WHAT THIS TASK INVOLVES - Exclude the pictures, then repeat the remaining data exactly.

==== EXTRACTED RECORDS

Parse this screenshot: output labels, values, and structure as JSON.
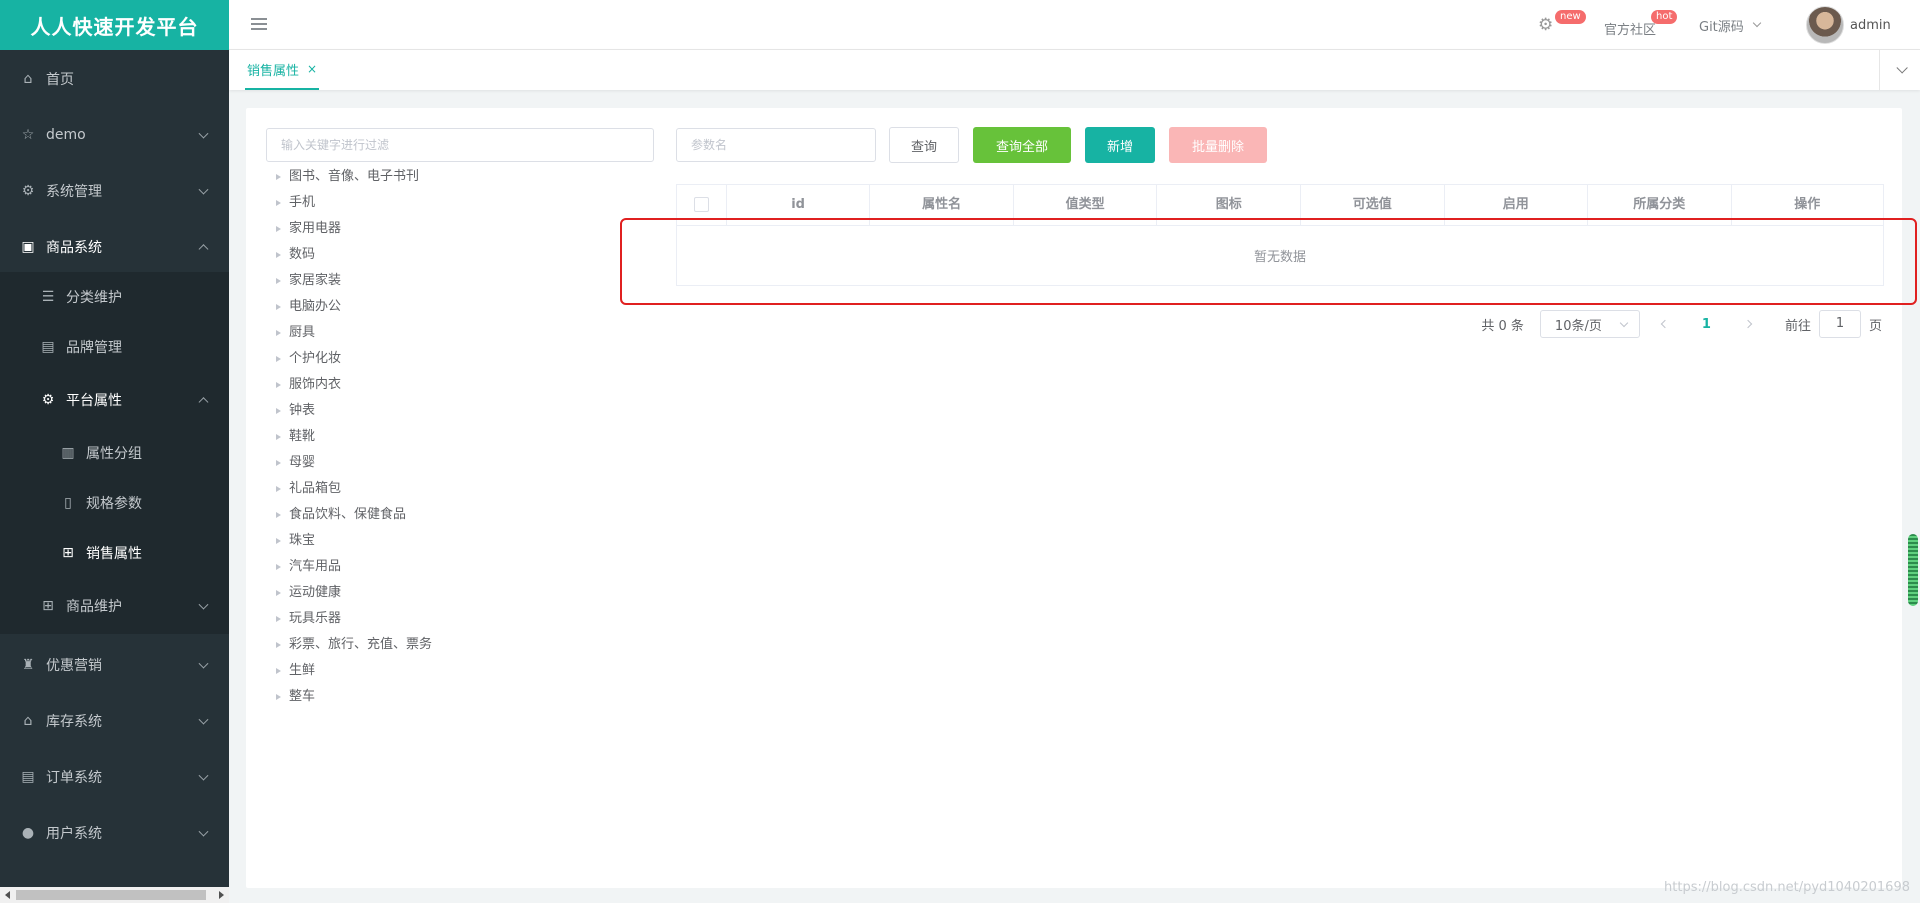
{
  "brand": "人人快速开发平台",
  "sidebar": {
    "items": [
      {
        "label": "首页",
        "icon": "home-icon"
      },
      {
        "label": "demo",
        "icon": "star-icon"
      },
      {
        "label": "系统管理",
        "icon": "gear-icon"
      },
      {
        "label": "商品系统",
        "icon": "product-icon"
      },
      {
        "label": "分类维护",
        "icon": "list-icon"
      },
      {
        "label": "品牌管理",
        "icon": "brand-icon"
      },
      {
        "label": "平台属性",
        "icon": "gear-icon"
      },
      {
        "label": "属性分组",
        "icon": "bar-chart-icon"
      },
      {
        "label": "规格参数",
        "icon": "document-icon"
      },
      {
        "label": "销售属性",
        "icon": "grid-icon"
      },
      {
        "label": "商品维护",
        "icon": "grid-icon"
      },
      {
        "label": "优惠营销",
        "icon": "trophy-icon"
      },
      {
        "label": "库存系统",
        "icon": "warehouse-icon"
      },
      {
        "label": "订单系统",
        "icon": "order-icon"
      },
      {
        "label": "用户系统",
        "icon": "user-icon"
      }
    ]
  },
  "topbar": {
    "badge_new": "new",
    "community": "官方社区",
    "badge_hot": "hot",
    "git": "Git源码",
    "user": "admin"
  },
  "tabs": [
    {
      "label": "销售属性",
      "close": "×"
    }
  ],
  "filter_placeholder": "输入关键字进行过滤",
  "tree": [
    "图书、音像、电子书刊",
    "手机",
    "家用电器",
    "数码",
    "家居家装",
    "电脑办公",
    "厨具",
    "个护化妆",
    "服饰内衣",
    "钟表",
    "鞋靴",
    "母婴",
    "礼品箱包",
    "食品饮料、保健食品",
    "珠宝",
    "汽车用品",
    "运动健康",
    "玩具乐器",
    "彩票、旅行、充值、票务",
    "生鲜",
    "整车"
  ],
  "search": {
    "placeholder": "参数名",
    "query": "查询",
    "query_all": "查询全部",
    "add": "新增",
    "batch_delete": "批量删除"
  },
  "table": {
    "columns": [
      "id",
      "属性名",
      "值类型",
      "图标",
      "可选值",
      "启用",
      "所属分类",
      "操作"
    ],
    "empty": "暂无数据"
  },
  "pagination": {
    "total": "共 0 条",
    "page_size": "10条/页",
    "current": "1",
    "goto_label": "前往",
    "goto_value": "1",
    "page_suffix": "页"
  },
  "watermark": "https://blog.csdn.net/pyd1040201698",
  "colors": {
    "accent": "#17b3a3",
    "sidebar": "#263238",
    "success": "#67c23a",
    "danger_light": "#fab6b6",
    "highlight": "#e02020"
  }
}
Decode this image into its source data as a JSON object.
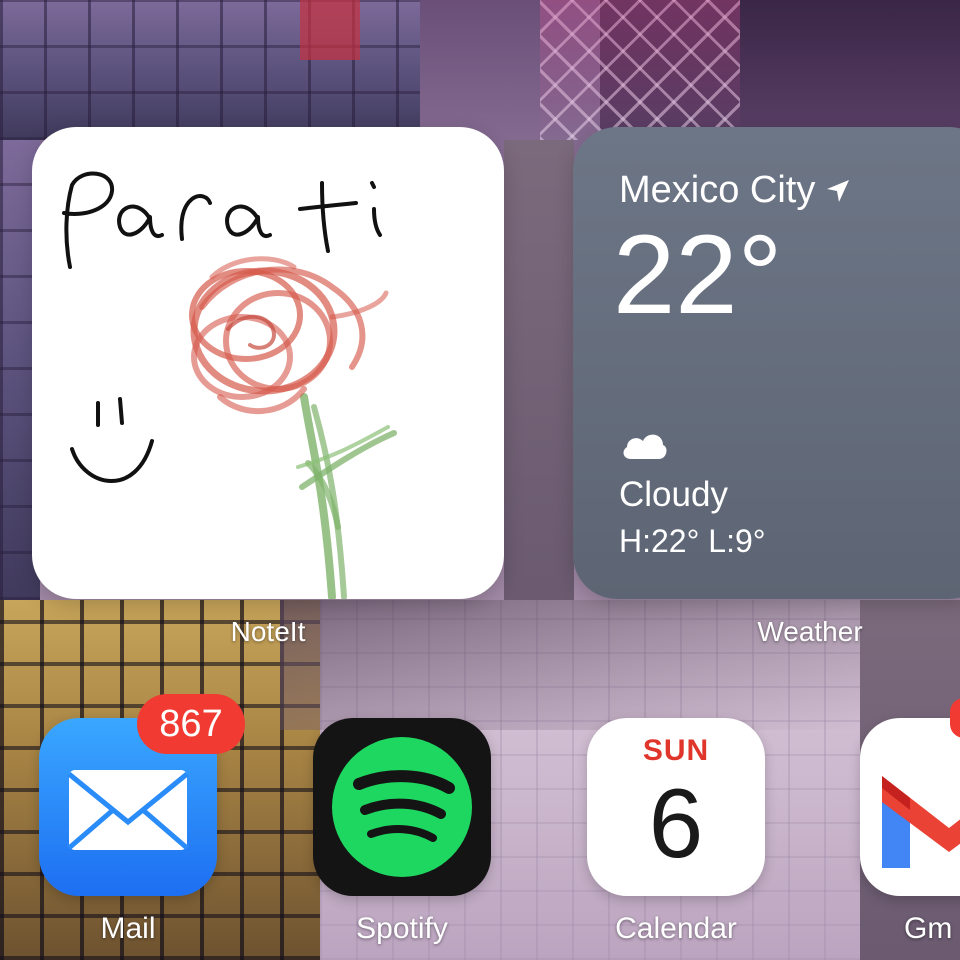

========

THE ANSWER -
Parse this screenshot: output labels, values, and structure as JSON.
{
  "brand": "人人快速开发平台",
  "sidebar": {
    "items": [
      {
        "label": "首页",
        "icon": "home-icon"
      },
      {
        "label": "demo",
        "icon": "star-icon"
      },
      {
        "label": "系统管理",
        "icon": "gear-icon"
      },
      {
        "label": "商品系统",
        "icon": "product-icon"
      },
      {
        "label": "分类维护",
        "icon": "list-icon"
      },
      {
        "label": "品牌管理",
        "icon": "brand-icon"
      },
      {
        "label": "平台属性",
        "icon": "gear-icon"
      },
      {
        "label": "属性分组",
        "icon": "bar-chart-icon"
      },
      {
        "label": "规格参数",
        "icon": "document-icon"
      },
      {
        "label": "销售属性",
        "icon": "grid-icon"
      },
      {
        "label": "商品维护",
        "icon": "grid-icon"
      },
      {
        "label": "优惠营销",
        "icon": "trophy-icon"
      },
      {
        "label": "库存系统",
        "icon": "warehouse-icon"
      },
      {
        "label": "订单系统",
        "icon": "order-icon"
      },
      {
        "label": "用户系统",
        "icon": "user-icon"
      }
    ]
  },
  "topbar": {
    "badge_new": "new",
    "community": "官方社区",
    "badge_hot": "hot",
    "git": "Git源码",
    "user": "admin"
  },
  "tabs": [
    {
      "label": "销售属性",
      "close": "×"
    }
  ],
  "filter_placeholder": "输入关键字进行过滤",
  "tree": [
    "图书、音像、电子书刊",
    "手机",
    "家用电器",
    "数码",
    "家居家装",
    "电脑办公",
    "厨具",
    "个护化妆",
    "服饰内衣",
    "钟表",
    "鞋靴",
    "母婴",
    "礼品箱包",
    "食品饮料、保健食品",
    "珠宝",
    "汽车用品",
    "运动健康",
    "玩具乐器",
    "彩票、旅行、充值、票务",
    "生鲜",
    "整车"
  ],
  "search": {
    "placeholder": "参数名",
    "query": "查询",
    "query_all": "查询全部",
    "add": "新增",
    "batch_delete": "批量删除"
  },
  "table": {
    "columns": [
      "id",
      "属性名",
      "值类型",
      "图标",
      "可选值",
      "启用",
      "所属分类",
      "操作"
    ],
    "empty": "暂无数据"
  },
  "pagination": {
    "total": "共 0 条",
    "page_size": "10条/页",
    "current": "1",
    "goto_label": "前往",
    "goto_value": "1",
    "page_suffix": "页"
  },
  "watermark": "https://blog.csdn.net/pyd1040201698",
  "colors": {
    "accent": "#17b3a3",
    "sidebar": "#263238",
    "success": "#67c23a",
    "danger_light": "#fab6b6",
    "highlight": "#e02020"
  }
}
Decode this image into its source data as a JSON object.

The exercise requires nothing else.